SUPPLIED MATERIAL>
==============================
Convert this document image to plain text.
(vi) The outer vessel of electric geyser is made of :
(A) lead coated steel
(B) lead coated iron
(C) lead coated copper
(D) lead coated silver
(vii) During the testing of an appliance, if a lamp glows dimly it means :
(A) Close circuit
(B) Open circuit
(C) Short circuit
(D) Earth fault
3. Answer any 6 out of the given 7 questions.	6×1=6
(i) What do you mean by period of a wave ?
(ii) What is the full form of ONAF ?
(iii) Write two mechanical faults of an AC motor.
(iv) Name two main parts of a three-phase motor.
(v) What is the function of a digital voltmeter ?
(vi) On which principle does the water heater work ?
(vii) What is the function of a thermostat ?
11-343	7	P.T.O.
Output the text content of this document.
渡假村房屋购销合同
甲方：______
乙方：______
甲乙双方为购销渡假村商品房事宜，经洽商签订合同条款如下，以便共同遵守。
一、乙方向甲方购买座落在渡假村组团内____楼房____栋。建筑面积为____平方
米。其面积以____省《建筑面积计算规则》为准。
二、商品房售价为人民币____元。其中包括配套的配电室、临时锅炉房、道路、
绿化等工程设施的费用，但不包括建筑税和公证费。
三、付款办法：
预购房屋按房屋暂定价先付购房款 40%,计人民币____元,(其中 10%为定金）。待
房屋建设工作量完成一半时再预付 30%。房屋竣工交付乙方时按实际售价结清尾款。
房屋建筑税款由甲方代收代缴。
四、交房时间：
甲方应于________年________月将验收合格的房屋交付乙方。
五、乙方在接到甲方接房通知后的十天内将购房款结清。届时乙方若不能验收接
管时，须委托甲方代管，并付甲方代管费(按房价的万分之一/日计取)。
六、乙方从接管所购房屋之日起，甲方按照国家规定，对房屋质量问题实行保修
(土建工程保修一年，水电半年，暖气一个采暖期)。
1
==============================
WHAT THE TASK REQUIRES> Give a word-for-word copy of the records.

WORKED SOLUTION>
Convert this document image to plain text.
(vi) The outer vessel of electric geyser is made of :
(A) lead coated steel
(B) lead coated iron
(C) lead coated copper
(D) lead coated silver
(vii) During the testing of an appliance, if a lamp glows dimly it means :
(A) Close circuit
(B) Open circuit
(C) Short circuit
(D) Earth fault
3. Answer any 6 out of the given 7 questions.	6×1=6
(i) What do you mean by period of a wave ?
(ii) What is the full form of ONAF ?
(iii) Write two mechanical faults of an AC motor.
(iv) Name two main parts of a three-phase motor.
(v) What is the function of a digital voltmeter ?
(vi) On which principle does the water heater work ?
(vii) What is the function of a thermostat ?
11-343	7	P.T.O.
Output the text content of this document.
渡假村房屋购销合同
甲方：______
乙方：______
甲乙双方为购销渡假村商品房事宜，经洽商签订合同条款如下，以便共同遵守。
一、乙方向甲方购买座落在渡假村组团内____楼房____栋。建筑面积为____平方
米。其面积以____省《建筑面积计算规则》为准。
二、商品房售价为人民币____元。其中包括配套的配电室、临时锅炉房、道路、
绿化等工程设施的费用，但不包括建筑税和公证费。
三、付款办法：
预购房屋按房屋暂定价先付购房款 40%,计人民币____元,(其中 10%为定金）。待
房屋建设工作量完成一半时再预付 30%。房屋竣工交付乙方时按实际售价结清尾款。
房屋建筑税款由甲方代收代缴。
四、交房时间：
甲方应于________年________月将验收合格的房屋交付乙方。
五、乙方在接到甲方接房通知后的十天内将购房款结清。届时乙方若不能验收接
管时，须委托甲方代管，并付甲方代管费(按房价的万分之一/日计取)。
六、乙方从接管所购房屋之日起，甲方按照国家规定，对房屋质量问题实行保修
(土建工程保修一年，水电半年，暖气一个采暖期)。
1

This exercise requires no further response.